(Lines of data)
-.-.-
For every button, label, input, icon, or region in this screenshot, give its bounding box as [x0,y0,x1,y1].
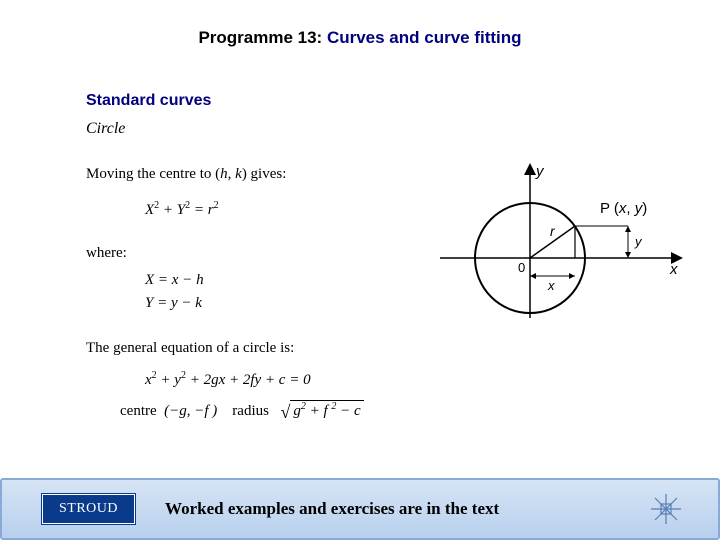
equation-xy-r: X2 + Y2 = r2 [145,200,219,219]
x-axis-label: x [669,261,678,278]
r-label: r [550,223,556,239]
sqrt-expression: √g2 + f 2 − c [280,400,363,423]
point-p-label: P (x, y) [600,200,647,217]
footer-text: Worked examples and exercises are in the… [165,499,499,519]
sqrt-body: g2 + f 2 − c [290,400,363,420]
equation-centre-radius: centre (−g, −f ) radius √g2 + f 2 − c [120,400,364,423]
header-title: Curves and curve fitting [327,28,522,47]
equation-y-def: Y = y − k [145,295,202,312]
text-fragment: ) gives: [242,166,287,182]
var-k: k [235,166,242,182]
x-small-label: x [547,278,555,293]
radius-label: radius [232,403,269,419]
section-title: Standard curves [86,92,211,110]
section-subtitle: Circle [86,120,125,138]
brand-badge: STROUD [42,494,135,524]
footer-bar: STROUD Worked examples and exercises are… [0,478,720,540]
circle-diagram: y x P (x, y) r x y 0 [430,158,690,328]
body-line-moving: Moving the centre to (h, k) gives: [86,166,286,183]
y-axis-label: y [535,163,545,180]
body-line-general: The general equation of a circle is: [86,340,294,357]
origin-label: 0 [518,260,525,275]
sqrt-icon: √ [280,402,290,422]
equation-general-circle: x2 + y2 + 2gx + 2fy + c = 0 [145,370,311,389]
header-prefix: Programme 13: [198,28,327,47]
star-icon [649,492,683,526]
y-small-label: y [634,234,643,249]
var-h: h [220,166,228,182]
centre-label: centre [120,403,157,419]
slide-header: Programme 13: Curves and curve fitting [0,28,720,48]
equation-x-def: X = x − h [145,272,204,289]
where-label: where: [86,245,127,262]
text-fragment: Moving the centre to ( [86,166,220,182]
centre-value: (−g, −f ) [164,403,217,419]
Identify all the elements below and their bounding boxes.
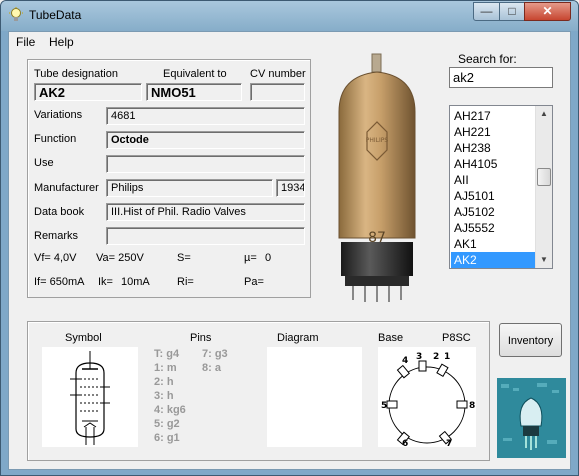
lightbulb-icon: [9, 7, 23, 21]
list-scrollbar[interactable]: ▲ ▼: [535, 106, 552, 268]
function-label: Function: [34, 133, 77, 145]
list-item[interactable]: AII: [451, 172, 535, 188]
search-input[interactable]: [449, 67, 553, 88]
list-item[interactable]: AK1: [451, 236, 535, 252]
list-item[interactable]: AH238: [451, 140, 535, 156]
equivalent-label: Equivalent to: [163, 68, 227, 80]
year-field[interactable]: 1934: [276, 179, 305, 197]
equivalent-field[interactable]: NMO51: [146, 83, 242, 101]
scroll-up-icon[interactable]: ▲: [536, 106, 552, 122]
window-title: TubeData: [29, 8, 82, 22]
base-box: 1 2 3 4 5 6 7 8: [378, 347, 476, 449]
variations-field[interactable]: 4681: [106, 107, 305, 125]
minimize-icon: —: [480, 4, 493, 18]
use-label: Use: [34, 157, 54, 169]
base-pin-number: 4: [402, 356, 408, 366]
base-pinout: 1 2 3 4 5 6 7 8: [381, 352, 475, 449]
symbol-label: Symbol: [65, 332, 102, 344]
function-field[interactable]: Octode: [106, 131, 305, 149]
menu-help[interactable]: Help: [49, 35, 74, 49]
menu-file[interactable]: File: [16, 35, 35, 49]
list-item[interactable]: AJ5101: [451, 188, 535, 204]
client-area: File Help Tube designation Equivalent to…: [8, 31, 571, 470]
minimize-button[interactable]: —: [473, 2, 500, 21]
app-window: TubeData — □ ✕ File Help Tube designatio…: [0, 0, 579, 476]
ik-value: 10mA: [121, 276, 150, 288]
list-item[interactable]: AH221: [451, 124, 535, 140]
list-item[interactable]: AH217: [451, 108, 535, 124]
base-type-label: P8SC: [442, 332, 471, 344]
designation-field[interactable]: AK2: [34, 83, 142, 101]
close-button[interactable]: ✕: [524, 2, 571, 21]
vf-value: Vf= 4,0V: [34, 252, 77, 264]
base-pin-number: 8: [469, 401, 475, 411]
cv-field[interactable]: [250, 83, 305, 101]
diagram-label: Diagram: [277, 332, 319, 344]
pin-entry: 5: g2: [154, 418, 180, 430]
base-pin-number: 5: [381, 401, 387, 411]
s-label: S=: [177, 252, 191, 264]
pin-entry: 2: h: [154, 376, 174, 388]
va-value: Va= 250V: [96, 252, 144, 264]
base-pin-number: 2: [433, 352, 439, 362]
menu-bar: File Help: [9, 32, 570, 52]
databook-field[interactable]: III.Hist of Phil. Radio Valves: [106, 203, 305, 221]
app-logo: [497, 378, 566, 458]
pa-label: Pa=: [244, 276, 264, 288]
mu-value: 0: [265, 252, 272, 264]
use-field[interactable]: [106, 155, 305, 173]
manufacturer-field[interactable]: Philips: [106, 179, 273, 197]
designation-label: Tube designation: [34, 68, 118, 80]
title-bar[interactable]: TubeData — □ ✕: [1, 1, 578, 31]
base-label: Base: [378, 332, 404, 344]
ik-label: Ik=: [98, 276, 113, 288]
search-label: Search for:: [458, 52, 517, 66]
results-list[interactable]: AH217 AH221 AH238 AH4105 AII AJ5101 AJ51…: [449, 105, 553, 269]
ri-label: Ri=: [177, 276, 194, 288]
symbol-box: [42, 347, 138, 447]
cv-label: CV number: [250, 68, 306, 80]
base-pin-number: 7: [446, 439, 452, 447]
pin-entry: T: g4: [154, 348, 180, 360]
databook-label: Data book: [34, 206, 85, 218]
scroll-thumb[interactable]: [537, 168, 551, 186]
if-value: If= 650mA: [34, 276, 85, 288]
pin-entry: 1: m: [154, 362, 177, 374]
pin-entry: 8: a: [202, 362, 221, 374]
list-item[interactable]: AJ5552: [451, 220, 535, 236]
base-pin-number: 6: [402, 439, 408, 447]
pin-entry: 6: g1: [154, 432, 180, 444]
scroll-down-icon[interactable]: ▼: [536, 252, 552, 268]
list-item-selected[interactable]: AK2: [451, 252, 535, 268]
remarks-label: Remarks: [34, 230, 79, 242]
remarks-field[interactable]: [106, 227, 305, 245]
list-item[interactable]: AH4105: [451, 156, 535, 172]
pin-entry: 7: g3: [202, 348, 228, 360]
inventory-button[interactable]: Inventory: [499, 323, 562, 357]
tube-photo: PHILIPS 87: [338, 53, 416, 302]
close-icon: ✕: [542, 4, 553, 18]
maximize-button[interactable]: □: [499, 2, 525, 21]
pin-entry: 4: kg6: [154, 404, 186, 416]
base-pin-number: 3: [416, 352, 422, 362]
diagram-box: [267, 347, 362, 447]
base-pin-number: 1: [444, 352, 450, 362]
pin-entry: 3: h: [154, 390, 174, 402]
mu-label: µ=: [244, 252, 257, 264]
list-item[interactable]: AJ5102: [451, 204, 535, 220]
variations-label: Variations: [34, 109, 83, 121]
manufacturer-label: Manufacturer: [34, 182, 99, 194]
svg-text:PHILIPS: PHILIPS: [366, 137, 389, 144]
maximize-icon: □: [508, 4, 516, 18]
tube-symbol: [70, 351, 110, 445]
pins-label: Pins: [190, 332, 212, 344]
-.-.-
• TO BE DONE: Express the stretch of entries from the line containing "lightbulb-icon: [9, 7, 23, 21]" through the line containing "equivalent-label: Equivalent to: [163, 68, 227, 80]" as a Markdown table with the columns Row and Line, giving each line a row number and leaving out blank lines.

• SOLUTION TO THE PROBLEM:
| Row | Line |
|---|---|
| 1 | lightbulb-icon: [9, 7, 23, 21] |
| 2 | list-scrollbar[interactable]: ▲ ▼: [535, 106, 552, 268] |
| 3 | function-label: Function: [34, 133, 77, 145] |
| 4 | list-item[interactable]: AII: [451, 172, 535, 188] |
| 5 | search-input[interactable]: [449, 67, 553, 88] |
| 6 | list-item[interactable]: AK1: [451, 236, 535, 252] |
| 7 | list-item[interactable]: AH238: [451, 140, 535, 156] |
| 8 | equivalent-label: Equivalent to: [163, 68, 227, 80] |